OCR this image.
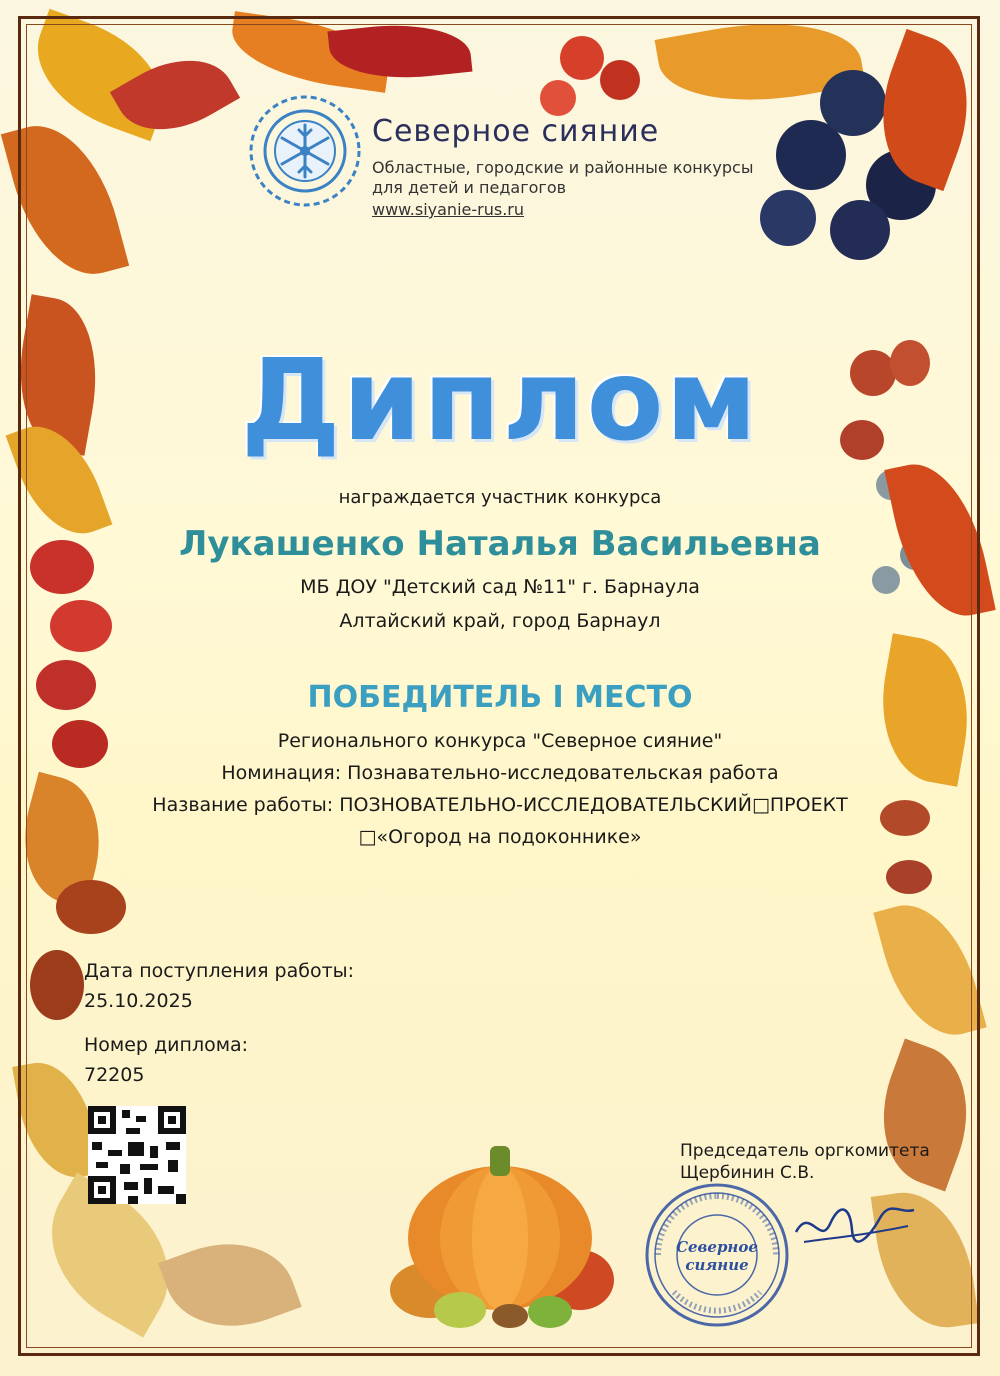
Северное сияние
Областные, городские и районные конкурсы
для детей и педагогов
www.siyanie-rus.ru
Диплом
награждается участник конкурса
Лукашенко Наталья Васильевна
МБ ДОУ "Детский сад №11" г. Барнаула
Алтайский край, город Барнаул
ПОБЕДИТЕЛЬ I МЕСТО
Регионального конкурса "Северное сияние"
Номинация: Познавательно-исследовательская работа
Название работы: ПОЗНОВАТЕЛЬНО-ИССЛЕДОВАТЕЛЬСКИЙ□ПРОЕКТ
□«Огород на подоконнике»
Дата поступления работы:
25.10.2025
Номер диплома:
72205
Председатель оргкомитета
Щербинин С.В.
Северное
сияние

• _Short task_
The answer must consist solely of the number of lines in the entries that contain the word "сияние".

• _Response below_
3